[BEGIN TASK INPUT]

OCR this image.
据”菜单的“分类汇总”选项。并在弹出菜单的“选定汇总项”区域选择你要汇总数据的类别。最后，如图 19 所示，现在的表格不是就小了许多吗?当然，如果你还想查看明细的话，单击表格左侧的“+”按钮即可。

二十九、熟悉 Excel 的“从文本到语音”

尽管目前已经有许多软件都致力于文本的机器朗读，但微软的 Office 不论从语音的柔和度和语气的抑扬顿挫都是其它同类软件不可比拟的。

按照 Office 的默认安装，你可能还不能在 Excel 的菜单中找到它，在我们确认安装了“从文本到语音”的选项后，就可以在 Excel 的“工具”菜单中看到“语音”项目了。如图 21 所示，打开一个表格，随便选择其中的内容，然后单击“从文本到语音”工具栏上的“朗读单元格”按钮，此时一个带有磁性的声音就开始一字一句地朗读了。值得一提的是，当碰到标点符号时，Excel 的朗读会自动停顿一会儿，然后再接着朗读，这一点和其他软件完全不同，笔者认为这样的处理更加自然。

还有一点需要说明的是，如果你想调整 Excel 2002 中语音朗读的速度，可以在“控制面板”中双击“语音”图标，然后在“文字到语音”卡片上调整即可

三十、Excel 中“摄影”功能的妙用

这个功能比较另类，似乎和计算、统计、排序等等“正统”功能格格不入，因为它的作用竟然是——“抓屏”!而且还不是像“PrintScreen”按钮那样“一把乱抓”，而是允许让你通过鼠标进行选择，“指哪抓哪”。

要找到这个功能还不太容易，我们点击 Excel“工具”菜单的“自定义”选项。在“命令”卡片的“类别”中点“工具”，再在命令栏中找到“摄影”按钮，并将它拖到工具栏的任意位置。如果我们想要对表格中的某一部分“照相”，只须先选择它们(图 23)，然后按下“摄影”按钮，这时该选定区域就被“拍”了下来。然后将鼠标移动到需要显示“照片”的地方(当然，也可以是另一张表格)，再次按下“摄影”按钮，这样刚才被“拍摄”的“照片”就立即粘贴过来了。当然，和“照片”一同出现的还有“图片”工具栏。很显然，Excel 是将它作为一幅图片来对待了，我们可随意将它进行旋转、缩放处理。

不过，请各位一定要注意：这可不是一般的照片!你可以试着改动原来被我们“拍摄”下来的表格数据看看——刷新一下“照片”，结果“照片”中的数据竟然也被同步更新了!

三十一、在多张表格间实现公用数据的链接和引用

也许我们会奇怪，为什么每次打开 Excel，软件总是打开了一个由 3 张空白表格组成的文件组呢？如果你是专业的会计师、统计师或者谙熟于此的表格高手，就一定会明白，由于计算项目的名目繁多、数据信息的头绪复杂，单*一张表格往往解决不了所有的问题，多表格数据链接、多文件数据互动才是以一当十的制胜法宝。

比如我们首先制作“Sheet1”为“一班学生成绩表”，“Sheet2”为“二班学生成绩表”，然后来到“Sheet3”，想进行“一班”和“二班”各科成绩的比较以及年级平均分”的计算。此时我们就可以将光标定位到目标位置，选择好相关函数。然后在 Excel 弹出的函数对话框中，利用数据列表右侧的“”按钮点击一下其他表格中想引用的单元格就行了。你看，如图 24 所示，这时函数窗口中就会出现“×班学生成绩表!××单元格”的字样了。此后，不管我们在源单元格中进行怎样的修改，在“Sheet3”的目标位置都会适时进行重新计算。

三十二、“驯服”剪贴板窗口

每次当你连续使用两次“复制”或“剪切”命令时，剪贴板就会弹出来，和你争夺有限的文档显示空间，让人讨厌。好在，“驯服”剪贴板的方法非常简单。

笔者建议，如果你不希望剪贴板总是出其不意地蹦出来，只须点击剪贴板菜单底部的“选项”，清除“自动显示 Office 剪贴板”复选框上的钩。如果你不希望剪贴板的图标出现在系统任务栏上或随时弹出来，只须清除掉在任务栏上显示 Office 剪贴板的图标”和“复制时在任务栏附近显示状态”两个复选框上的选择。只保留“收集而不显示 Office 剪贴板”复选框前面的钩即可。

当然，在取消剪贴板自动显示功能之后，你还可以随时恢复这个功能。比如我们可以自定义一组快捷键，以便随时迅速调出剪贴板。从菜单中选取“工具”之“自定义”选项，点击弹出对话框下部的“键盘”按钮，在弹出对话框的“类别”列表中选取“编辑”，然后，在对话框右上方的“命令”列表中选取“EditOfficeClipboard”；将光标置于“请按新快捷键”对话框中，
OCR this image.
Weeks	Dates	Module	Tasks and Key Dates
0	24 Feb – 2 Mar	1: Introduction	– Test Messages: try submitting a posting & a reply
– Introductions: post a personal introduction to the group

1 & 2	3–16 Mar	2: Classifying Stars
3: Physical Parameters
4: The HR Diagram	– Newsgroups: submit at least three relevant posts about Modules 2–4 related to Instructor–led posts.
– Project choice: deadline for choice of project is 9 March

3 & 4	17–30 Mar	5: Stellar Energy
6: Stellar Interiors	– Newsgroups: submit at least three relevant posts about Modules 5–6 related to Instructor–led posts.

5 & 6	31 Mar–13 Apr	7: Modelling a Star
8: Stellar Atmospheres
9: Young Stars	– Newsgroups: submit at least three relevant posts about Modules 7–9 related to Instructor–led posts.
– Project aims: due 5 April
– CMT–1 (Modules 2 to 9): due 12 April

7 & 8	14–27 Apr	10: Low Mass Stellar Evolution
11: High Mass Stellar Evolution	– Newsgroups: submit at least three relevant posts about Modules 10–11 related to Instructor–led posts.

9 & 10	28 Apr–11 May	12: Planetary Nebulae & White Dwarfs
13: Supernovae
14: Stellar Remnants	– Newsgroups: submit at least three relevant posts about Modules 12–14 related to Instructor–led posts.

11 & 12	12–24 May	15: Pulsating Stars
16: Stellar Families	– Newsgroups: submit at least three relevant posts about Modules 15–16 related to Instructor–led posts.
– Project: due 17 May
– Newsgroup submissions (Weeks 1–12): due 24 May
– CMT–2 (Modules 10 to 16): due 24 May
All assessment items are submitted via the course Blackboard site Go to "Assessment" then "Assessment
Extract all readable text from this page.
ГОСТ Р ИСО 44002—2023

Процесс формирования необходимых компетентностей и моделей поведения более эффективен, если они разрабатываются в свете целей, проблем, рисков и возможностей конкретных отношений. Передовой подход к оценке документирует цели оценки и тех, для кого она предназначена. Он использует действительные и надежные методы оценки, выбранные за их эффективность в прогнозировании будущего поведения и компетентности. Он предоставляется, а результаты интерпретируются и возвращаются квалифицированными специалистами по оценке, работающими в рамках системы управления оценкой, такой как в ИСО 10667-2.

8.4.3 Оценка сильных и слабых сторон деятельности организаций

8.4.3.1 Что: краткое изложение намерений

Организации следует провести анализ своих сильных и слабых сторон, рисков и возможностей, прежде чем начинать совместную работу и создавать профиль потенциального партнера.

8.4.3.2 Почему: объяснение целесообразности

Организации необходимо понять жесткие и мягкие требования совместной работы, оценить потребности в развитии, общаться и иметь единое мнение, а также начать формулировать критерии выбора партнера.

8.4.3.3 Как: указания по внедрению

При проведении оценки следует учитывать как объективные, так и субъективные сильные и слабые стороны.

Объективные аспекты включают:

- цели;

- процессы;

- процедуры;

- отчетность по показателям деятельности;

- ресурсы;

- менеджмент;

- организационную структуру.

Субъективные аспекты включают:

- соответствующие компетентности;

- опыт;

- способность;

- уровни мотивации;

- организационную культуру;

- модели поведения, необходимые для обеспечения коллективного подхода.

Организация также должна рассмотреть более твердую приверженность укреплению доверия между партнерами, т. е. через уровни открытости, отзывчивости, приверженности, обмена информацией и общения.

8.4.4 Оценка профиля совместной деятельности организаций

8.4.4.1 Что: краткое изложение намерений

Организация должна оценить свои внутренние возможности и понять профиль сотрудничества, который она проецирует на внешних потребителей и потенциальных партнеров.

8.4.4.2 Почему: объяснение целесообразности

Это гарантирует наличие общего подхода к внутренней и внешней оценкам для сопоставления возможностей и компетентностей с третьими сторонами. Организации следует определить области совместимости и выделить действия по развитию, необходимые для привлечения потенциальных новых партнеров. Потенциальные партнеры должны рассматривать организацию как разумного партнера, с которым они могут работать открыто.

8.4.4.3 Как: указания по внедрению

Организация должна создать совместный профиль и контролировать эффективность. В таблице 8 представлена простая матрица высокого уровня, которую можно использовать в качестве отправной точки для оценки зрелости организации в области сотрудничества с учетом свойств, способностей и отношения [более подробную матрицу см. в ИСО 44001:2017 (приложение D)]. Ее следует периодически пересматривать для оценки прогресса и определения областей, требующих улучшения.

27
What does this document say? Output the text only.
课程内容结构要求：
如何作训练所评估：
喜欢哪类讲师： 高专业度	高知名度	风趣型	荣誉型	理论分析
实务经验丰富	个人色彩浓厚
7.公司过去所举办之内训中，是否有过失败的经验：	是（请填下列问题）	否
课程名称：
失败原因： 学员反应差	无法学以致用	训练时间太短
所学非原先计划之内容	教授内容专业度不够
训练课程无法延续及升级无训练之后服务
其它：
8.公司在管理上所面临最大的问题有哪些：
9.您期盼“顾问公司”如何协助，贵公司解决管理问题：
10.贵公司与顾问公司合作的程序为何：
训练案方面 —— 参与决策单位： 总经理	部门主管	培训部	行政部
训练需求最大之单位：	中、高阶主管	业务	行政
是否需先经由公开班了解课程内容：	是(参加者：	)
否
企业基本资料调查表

[END TASK INPUT]

* _PROBLEM STATEMENT_
Return exactly the lines from the line bearing "What does this" to the end of the records, inclusive of both; include no other lines.

* _OUTPUT OF THE TASK_
What does this document say? Output the text only.
课程内容结构要求：
如何作训练所评估：
喜欢哪类讲师： 高专业度	高知名度	风趣型	荣誉型	理论分析
实务经验丰富	个人色彩浓厚
7.公司过去所举办之内训中，是否有过失败的经验：	是（请填下列问题）	否
课程名称：
失败原因： 学员反应差	无法学以致用	训练时间太短
所学非原先计划之内容	教授内容专业度不够
训练课程无法延续及升级无训练之后服务
其它：
8.公司在管理上所面临最大的问题有哪些：
9.您期盼“顾问公司”如何协助，贵公司解决管理问题：
10.贵公司与顾问公司合作的程序为何：
训练案方面 —— 参与决策单位： 总经理	部门主管	培训部	行政部
训练需求最大之单位：	中、高阶主管	业务	行政
是否需先经由公开班了解课程内容：	是(参加者：	)
否
企业基本资料调查表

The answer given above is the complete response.